**PROVIDED ENTRIES:**
<<<<
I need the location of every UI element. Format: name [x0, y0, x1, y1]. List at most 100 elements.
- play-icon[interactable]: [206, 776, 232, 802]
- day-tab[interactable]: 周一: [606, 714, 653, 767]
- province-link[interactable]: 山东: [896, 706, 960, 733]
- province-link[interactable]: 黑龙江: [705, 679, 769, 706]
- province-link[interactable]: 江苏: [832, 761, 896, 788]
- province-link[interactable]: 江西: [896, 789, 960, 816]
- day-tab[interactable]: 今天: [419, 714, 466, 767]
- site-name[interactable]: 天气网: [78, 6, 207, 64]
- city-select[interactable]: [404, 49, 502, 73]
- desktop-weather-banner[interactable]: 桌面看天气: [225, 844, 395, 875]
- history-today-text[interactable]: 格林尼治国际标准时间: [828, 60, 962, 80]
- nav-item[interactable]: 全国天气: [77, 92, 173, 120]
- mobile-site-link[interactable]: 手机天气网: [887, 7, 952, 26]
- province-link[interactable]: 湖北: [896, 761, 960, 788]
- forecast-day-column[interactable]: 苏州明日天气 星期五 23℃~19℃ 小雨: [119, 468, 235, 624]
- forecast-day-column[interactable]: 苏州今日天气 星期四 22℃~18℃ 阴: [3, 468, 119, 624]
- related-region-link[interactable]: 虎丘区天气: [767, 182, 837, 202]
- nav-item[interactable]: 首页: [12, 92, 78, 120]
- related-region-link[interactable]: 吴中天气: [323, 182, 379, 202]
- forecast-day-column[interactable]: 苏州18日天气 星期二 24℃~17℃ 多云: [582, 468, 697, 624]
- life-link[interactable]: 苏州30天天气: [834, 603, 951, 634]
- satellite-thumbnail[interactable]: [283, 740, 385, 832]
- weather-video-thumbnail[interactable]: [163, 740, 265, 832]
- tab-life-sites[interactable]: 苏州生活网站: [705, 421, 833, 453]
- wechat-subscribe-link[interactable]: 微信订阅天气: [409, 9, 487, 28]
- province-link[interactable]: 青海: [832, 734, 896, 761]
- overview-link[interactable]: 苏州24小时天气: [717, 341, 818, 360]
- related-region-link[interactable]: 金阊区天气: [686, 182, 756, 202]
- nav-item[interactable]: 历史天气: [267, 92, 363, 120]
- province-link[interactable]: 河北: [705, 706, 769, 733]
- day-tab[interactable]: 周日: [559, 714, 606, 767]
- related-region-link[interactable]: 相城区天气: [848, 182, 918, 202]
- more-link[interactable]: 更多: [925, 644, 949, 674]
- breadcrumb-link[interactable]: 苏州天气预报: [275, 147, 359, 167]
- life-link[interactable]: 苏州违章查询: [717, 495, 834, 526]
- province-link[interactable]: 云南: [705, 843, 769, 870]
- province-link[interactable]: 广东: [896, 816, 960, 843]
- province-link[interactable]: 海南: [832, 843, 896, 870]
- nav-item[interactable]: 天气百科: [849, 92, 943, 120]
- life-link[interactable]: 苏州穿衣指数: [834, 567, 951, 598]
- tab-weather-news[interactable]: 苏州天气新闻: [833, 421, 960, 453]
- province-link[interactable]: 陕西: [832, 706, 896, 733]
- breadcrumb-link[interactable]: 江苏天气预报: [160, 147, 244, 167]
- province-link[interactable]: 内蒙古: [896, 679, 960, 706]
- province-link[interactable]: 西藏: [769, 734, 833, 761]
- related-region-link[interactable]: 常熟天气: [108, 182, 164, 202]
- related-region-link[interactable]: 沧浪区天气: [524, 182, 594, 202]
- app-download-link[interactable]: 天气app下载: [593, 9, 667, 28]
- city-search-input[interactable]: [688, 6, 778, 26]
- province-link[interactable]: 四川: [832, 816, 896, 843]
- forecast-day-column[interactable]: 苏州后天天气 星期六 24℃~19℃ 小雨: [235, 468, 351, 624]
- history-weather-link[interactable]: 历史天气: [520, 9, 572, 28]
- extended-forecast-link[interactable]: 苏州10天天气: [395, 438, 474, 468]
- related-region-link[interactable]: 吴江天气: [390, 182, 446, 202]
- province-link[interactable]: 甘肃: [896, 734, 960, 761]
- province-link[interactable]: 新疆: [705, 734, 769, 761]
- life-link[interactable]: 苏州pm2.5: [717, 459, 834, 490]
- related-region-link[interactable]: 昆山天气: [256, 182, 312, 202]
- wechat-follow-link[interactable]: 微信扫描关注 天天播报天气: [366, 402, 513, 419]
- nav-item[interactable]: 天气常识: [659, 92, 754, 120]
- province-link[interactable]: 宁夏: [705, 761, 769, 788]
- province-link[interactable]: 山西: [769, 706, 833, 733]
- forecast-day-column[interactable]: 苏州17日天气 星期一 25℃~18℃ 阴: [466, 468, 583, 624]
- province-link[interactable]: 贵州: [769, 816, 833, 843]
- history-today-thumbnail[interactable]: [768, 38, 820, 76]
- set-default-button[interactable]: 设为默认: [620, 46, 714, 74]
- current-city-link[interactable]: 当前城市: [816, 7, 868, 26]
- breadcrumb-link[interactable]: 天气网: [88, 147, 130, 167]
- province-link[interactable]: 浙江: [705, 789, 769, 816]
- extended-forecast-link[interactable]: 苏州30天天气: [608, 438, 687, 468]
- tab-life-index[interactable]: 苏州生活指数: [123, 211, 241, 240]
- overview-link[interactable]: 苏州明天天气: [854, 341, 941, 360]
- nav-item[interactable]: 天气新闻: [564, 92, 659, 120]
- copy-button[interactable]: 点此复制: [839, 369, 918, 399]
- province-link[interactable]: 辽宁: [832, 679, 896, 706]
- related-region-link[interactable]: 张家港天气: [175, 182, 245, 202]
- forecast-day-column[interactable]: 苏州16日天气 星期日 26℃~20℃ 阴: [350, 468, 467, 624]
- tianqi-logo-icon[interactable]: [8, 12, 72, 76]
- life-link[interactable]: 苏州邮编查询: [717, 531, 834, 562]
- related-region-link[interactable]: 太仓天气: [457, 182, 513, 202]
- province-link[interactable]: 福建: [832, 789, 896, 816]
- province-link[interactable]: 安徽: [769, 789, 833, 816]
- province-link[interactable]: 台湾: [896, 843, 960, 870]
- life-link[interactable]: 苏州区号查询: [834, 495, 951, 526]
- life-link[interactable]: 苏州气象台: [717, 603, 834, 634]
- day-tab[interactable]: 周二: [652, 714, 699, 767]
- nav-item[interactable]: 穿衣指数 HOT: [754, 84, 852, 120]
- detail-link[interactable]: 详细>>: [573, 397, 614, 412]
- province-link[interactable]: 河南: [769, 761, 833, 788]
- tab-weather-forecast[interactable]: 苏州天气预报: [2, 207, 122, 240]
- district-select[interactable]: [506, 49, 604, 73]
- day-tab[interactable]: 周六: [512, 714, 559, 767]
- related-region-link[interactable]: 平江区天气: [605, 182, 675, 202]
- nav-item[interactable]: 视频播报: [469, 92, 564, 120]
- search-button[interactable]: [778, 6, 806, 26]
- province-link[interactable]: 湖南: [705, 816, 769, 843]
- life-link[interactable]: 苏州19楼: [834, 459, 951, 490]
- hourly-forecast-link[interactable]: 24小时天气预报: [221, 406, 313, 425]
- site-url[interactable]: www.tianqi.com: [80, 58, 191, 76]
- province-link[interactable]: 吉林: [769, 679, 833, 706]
>>>>
**DIRECTION:** Rewrite the material above, changing every "province-link" to "region-link" and keeping everything else the same.

**RESULT FOR THIS TASK:**
I need the location of every UI element. Format: name [x0, y0, x1, y1]. List at most 100 elements.
- play-icon[interactable]: [206, 776, 232, 802]
- day-tab[interactable]: 周一: [606, 714, 653, 767]
- region-link[interactable]: 山东: [896, 706, 960, 733]
- region-link[interactable]: 黑龙江: [705, 679, 769, 706]
- region-link[interactable]: 江苏: [832, 761, 896, 788]
- region-link[interactable]: 江西: [896, 789, 960, 816]
- day-tab[interactable]: 今天: [419, 714, 466, 767]
- site-name[interactable]: 天气网: [78, 6, 207, 64]
- city-select[interactable]: [404, 49, 502, 73]
- desktop-weather-banner[interactable]: 桌面看天气: [225, 844, 395, 875]
- history-today-text[interactable]: 格林尼治国际标准时间: [828, 60, 962, 80]
- nav-item[interactable]: 全国天气: [77, 92, 173, 120]
- mobile-site-link[interactable]: 手机天气网: [887, 7, 952, 26]
- region-link[interactable]: 湖北: [896, 761, 960, 788]
- forecast-day-column[interactable]: 苏州明日天气 星期五 23℃~19℃ 小雨: [119, 468, 235, 624]
- forecast-day-column[interactable]: 苏州今日天气 星期四 22℃~18℃ 阴: [3, 468, 119, 624]
- related-region-link[interactable]: 虎丘区天气: [767, 182, 837, 202]
- nav-item[interactable]: 首页: [12, 92, 78, 120]
- related-region-link[interactable]: 吴中天气: [323, 182, 379, 202]
- forecast-day-column[interactable]: 苏州18日天气 星期二 24℃~17℃ 多云: [582, 468, 697, 624]
- life-link[interactable]: 苏州30天天气: [834, 603, 951, 634]
- satellite-thumbnail[interactable]: [283, 740, 385, 832]
- weather-video-thumbnail[interactable]: [163, 740, 265, 832]
- tab-life-sites[interactable]: 苏州生活网站: [705, 421, 833, 453]
- wechat-subscribe-link[interactable]: 微信订阅天气: [409, 9, 487, 28]
- region-link[interactable]: 青海: [832, 734, 896, 761]
- overview-link[interactable]: 苏州24小时天气: [717, 341, 818, 360]
- related-region-link[interactable]: 金阊区天气: [686, 182, 756, 202]
- nav-item[interactable]: 历史天气: [267, 92, 363, 120]
- region-link[interactable]: 河北: [705, 706, 769, 733]
- day-tab[interactable]: 周日: [559, 714, 606, 767]
- related-region-link[interactable]: 相城区天气: [848, 182, 918, 202]
- more-link[interactable]: 更多: [925, 644, 949, 674]
- breadcrumb-link[interactable]: 苏州天气预报: [275, 147, 359, 167]
- life-link[interactable]: 苏州违章查询: [717, 495, 834, 526]
- region-link[interactable]: 云南: [705, 843, 769, 870]
- region-link[interactable]: 广东: [896, 816, 960, 843]
- region-link[interactable]: 海南: [832, 843, 896, 870]
- nav-item[interactable]: 天气百科: [849, 92, 943, 120]
- life-link[interactable]: 苏州穿衣指数: [834, 567, 951, 598]
- tab-weather-news[interactable]: 苏州天气新闻: [833, 421, 960, 453]
- region-link[interactable]: 陕西: [832, 706, 896, 733]
- breadcrumb-link[interactable]: 江苏天气预报: [160, 147, 244, 167]
- region-link[interactable]: 内蒙古: [896, 679, 960, 706]
- region-link[interactable]: 西藏: [769, 734, 833, 761]
- related-region-link[interactable]: 常熟天气: [108, 182, 164, 202]
- related-region-link[interactable]: 沧浪区天气: [524, 182, 594, 202]
- app-download-link[interactable]: 天气app下载: [593, 9, 667, 28]
- city-search-input[interactable]: [688, 6, 778, 26]
- region-link[interactable]: 四川: [832, 816, 896, 843]
- forecast-day-column[interactable]: 苏州后天天气 星期六 24℃~19℃ 小雨: [235, 468, 351, 624]
- history-weather-link[interactable]: 历史天气: [520, 9, 572, 28]
- extended-forecast-link[interactable]: 苏州10天天气: [395, 438, 474, 468]
- related-region-link[interactable]: 吴江天气: [390, 182, 446, 202]
- region-link[interactable]: 甘肃: [896, 734, 960, 761]
- region-link[interactable]: 新疆: [705, 734, 769, 761]
- life-link[interactable]: 苏州pm2.5: [717, 459, 834, 490]
- related-region-link[interactable]: 昆山天气: [256, 182, 312, 202]
- wechat-follow-link[interactable]: 微信扫描关注 天天播报天气: [366, 402, 513, 419]
- nav-item[interactable]: 天气常识: [659, 92, 754, 120]
- region-link[interactable]: 宁夏: [705, 761, 769, 788]
- region-link[interactable]: 山西: [769, 706, 833, 733]
- forecast-day-column[interactable]: 苏州17日天气 星期一 25℃~18℃ 阴: [466, 468, 583, 624]
- region-link[interactable]: 贵州: [769, 816, 833, 843]
- history-today-thumbnail[interactable]: [768, 38, 820, 76]
- set-default-button[interactable]: 设为默认: [620, 46, 714, 74]
- current-city-link[interactable]: 当前城市: [816, 7, 868, 26]
- breadcrumb-link[interactable]: 天气网: [88, 147, 130, 167]
- region-link[interactable]: 浙江: [705, 789, 769, 816]
- extended-forecast-link[interactable]: 苏州30天天气: [608, 438, 687, 468]
- tab-life-index[interactable]: 苏州生活指数: [123, 211, 241, 240]
- overview-link[interactable]: 苏州明天天气: [854, 341, 941, 360]
- nav-item[interactable]: 天气新闻: [564, 92, 659, 120]
- copy-button[interactable]: 点此复制: [839, 369, 918, 399]
- region-link[interactable]: 辽宁: [832, 679, 896, 706]
- related-region-link[interactable]: 张家港天气: [175, 182, 245, 202]
- forecast-day-column[interactable]: 苏州16日天气 星期日 26℃~20℃ 阴: [350, 468, 467, 624]
- tianqi-logo-icon[interactable]: [8, 12, 72, 76]
- life-link[interactable]: 苏州邮编查询: [717, 531, 834, 562]
- related-region-link[interactable]: 太仓天气: [457, 182, 513, 202]
- region-link[interactable]: 福建: [832, 789, 896, 816]
- region-link[interactable]: 安徽: [769, 789, 833, 816]
- region-link[interactable]: 台湾: [896, 843, 960, 870]
- life-link[interactable]: 苏州区号查询: [834, 495, 951, 526]
- life-link[interactable]: 苏州气象台: [717, 603, 834, 634]
- day-tab[interactable]: 周二: [652, 714, 699, 767]
- nav-item[interactable]: 穿衣指数 HOT: [754, 84, 852, 120]
- detail-link[interactable]: 详细>>: [573, 397, 614, 412]
- region-link[interactable]: 河南: [769, 761, 833, 788]
- tab-weather-forecast[interactable]: 苏州天气预报: [2, 207, 122, 240]
- district-select[interactable]: [506, 49, 604, 73]
- day-tab[interactable]: 周六: [512, 714, 559, 767]
- related-region-link[interactable]: 平江区天气: [605, 182, 675, 202]
- nav-item[interactable]: 视频播报: [469, 92, 564, 120]
- search-button[interactable]: [778, 6, 806, 26]
- region-link[interactable]: 湖南: [705, 816, 769, 843]
- life-link[interactable]: 苏州19楼: [834, 459, 951, 490]
- hourly-forecast-link[interactable]: 24小时天气预报: [221, 406, 313, 425]
- site-url[interactable]: www.tianqi.com: [80, 58, 191, 76]
- region-link[interactable]: 吉林: [769, 679, 833, 706]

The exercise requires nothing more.